- What is expected: What lines of the data below hold "Kosteneinsparung"? Show them.

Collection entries
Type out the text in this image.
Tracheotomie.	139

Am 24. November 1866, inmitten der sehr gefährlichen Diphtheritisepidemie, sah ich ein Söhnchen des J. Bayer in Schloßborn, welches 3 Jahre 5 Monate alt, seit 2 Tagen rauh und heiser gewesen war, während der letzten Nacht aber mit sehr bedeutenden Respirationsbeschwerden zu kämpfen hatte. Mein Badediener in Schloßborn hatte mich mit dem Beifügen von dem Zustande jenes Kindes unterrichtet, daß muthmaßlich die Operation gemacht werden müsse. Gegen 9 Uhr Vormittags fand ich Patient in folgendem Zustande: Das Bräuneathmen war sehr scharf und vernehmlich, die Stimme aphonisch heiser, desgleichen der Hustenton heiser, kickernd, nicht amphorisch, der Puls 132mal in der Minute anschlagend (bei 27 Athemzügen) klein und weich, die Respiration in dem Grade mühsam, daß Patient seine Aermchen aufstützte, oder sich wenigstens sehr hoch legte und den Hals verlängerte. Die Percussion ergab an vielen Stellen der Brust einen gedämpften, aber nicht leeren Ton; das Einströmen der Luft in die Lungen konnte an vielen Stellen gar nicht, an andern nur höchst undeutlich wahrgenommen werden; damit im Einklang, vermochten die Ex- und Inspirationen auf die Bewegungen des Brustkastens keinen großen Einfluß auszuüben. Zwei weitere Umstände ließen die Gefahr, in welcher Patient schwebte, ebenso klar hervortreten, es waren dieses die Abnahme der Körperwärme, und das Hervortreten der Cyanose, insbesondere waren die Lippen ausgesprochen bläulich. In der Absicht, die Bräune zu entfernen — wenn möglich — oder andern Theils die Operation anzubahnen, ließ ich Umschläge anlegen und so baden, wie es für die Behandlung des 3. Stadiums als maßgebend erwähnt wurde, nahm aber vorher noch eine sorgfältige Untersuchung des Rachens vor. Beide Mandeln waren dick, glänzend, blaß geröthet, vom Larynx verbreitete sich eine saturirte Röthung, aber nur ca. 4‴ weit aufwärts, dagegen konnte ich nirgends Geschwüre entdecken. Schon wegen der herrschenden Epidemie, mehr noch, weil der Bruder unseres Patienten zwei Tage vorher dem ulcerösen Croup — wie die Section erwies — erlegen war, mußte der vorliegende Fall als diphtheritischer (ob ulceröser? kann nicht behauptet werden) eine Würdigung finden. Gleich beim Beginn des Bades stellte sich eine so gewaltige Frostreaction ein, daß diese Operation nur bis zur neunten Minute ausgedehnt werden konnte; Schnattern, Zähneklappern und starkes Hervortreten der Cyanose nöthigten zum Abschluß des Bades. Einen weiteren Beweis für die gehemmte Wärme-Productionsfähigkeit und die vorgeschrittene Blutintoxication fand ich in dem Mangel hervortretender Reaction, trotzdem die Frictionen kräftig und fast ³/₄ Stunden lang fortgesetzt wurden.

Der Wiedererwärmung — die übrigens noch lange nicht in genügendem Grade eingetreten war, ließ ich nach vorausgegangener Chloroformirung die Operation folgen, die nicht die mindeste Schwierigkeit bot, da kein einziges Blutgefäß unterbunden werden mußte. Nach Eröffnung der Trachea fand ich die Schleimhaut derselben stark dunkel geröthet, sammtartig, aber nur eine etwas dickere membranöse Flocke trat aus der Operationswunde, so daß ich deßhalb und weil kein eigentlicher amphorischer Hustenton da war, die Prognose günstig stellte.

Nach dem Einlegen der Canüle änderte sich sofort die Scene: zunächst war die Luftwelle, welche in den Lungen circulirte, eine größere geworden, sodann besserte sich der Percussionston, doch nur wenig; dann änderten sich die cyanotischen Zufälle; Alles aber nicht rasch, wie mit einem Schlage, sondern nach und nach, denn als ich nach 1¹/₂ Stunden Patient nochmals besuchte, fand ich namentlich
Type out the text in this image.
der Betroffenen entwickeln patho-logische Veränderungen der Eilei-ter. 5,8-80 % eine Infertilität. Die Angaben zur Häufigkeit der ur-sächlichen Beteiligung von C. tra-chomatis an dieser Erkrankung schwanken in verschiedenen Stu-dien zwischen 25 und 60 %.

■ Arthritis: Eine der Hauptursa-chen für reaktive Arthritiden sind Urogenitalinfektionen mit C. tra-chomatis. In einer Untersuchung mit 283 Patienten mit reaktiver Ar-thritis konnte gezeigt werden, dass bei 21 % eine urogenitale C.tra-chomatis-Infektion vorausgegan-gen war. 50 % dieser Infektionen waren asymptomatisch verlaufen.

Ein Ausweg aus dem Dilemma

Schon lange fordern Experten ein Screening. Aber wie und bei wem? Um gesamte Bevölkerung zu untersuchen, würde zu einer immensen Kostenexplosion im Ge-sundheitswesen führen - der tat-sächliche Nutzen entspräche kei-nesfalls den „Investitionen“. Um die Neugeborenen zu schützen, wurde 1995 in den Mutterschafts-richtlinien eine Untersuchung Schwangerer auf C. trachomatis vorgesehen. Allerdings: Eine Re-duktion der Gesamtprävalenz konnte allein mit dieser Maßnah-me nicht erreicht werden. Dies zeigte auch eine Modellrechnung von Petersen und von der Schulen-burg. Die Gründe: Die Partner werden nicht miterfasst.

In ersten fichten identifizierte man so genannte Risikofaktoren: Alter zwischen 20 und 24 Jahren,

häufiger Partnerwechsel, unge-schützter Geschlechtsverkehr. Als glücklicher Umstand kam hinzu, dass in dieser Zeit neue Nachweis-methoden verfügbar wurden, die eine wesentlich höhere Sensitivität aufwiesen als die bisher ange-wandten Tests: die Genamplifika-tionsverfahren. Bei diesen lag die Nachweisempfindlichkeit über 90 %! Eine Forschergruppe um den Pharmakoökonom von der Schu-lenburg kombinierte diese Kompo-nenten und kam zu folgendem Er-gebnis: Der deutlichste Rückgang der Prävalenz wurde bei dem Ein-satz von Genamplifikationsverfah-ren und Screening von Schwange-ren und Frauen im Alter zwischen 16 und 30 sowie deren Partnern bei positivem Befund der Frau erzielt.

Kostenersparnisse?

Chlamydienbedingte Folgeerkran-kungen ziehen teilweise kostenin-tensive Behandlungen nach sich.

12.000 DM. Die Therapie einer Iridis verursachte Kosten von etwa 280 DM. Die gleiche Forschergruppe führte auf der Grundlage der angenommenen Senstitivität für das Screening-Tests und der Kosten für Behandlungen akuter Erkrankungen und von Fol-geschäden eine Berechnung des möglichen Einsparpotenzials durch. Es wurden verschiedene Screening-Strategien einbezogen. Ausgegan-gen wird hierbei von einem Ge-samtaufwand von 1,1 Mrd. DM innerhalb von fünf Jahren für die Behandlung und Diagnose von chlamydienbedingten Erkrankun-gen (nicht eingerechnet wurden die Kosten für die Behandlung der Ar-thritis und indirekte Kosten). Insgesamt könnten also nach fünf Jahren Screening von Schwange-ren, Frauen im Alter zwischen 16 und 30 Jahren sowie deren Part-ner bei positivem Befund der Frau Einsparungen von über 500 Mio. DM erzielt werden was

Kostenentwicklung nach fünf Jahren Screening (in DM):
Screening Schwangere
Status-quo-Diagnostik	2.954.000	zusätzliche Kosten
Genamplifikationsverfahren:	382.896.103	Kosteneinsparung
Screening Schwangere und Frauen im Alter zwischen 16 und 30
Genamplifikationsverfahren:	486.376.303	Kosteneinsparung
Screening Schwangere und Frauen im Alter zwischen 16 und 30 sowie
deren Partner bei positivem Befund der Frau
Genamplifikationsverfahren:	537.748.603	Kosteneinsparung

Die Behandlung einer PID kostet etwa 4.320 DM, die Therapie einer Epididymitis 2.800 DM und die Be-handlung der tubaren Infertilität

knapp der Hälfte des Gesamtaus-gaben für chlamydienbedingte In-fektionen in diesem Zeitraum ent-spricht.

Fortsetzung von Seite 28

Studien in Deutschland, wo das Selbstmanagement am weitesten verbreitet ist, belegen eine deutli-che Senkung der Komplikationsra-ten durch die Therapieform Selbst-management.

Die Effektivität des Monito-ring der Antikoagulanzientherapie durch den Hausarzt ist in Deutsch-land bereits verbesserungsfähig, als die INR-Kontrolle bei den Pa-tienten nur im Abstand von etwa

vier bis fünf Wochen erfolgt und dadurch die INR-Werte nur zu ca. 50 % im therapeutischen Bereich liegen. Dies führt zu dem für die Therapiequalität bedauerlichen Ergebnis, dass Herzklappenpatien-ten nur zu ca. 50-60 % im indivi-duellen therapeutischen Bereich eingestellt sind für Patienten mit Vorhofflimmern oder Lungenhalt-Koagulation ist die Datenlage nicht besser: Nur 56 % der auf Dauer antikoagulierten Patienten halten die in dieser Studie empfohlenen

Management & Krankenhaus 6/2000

- Exercise answer:
Genamplifikationsverfahren:	382.896.103	Kosteneinsparung
Genamplifikationsverfahren:	486.376.303	Kosteneinsparung
Genamplifikationsverfahren:	537.748.603	Kosteneinsparung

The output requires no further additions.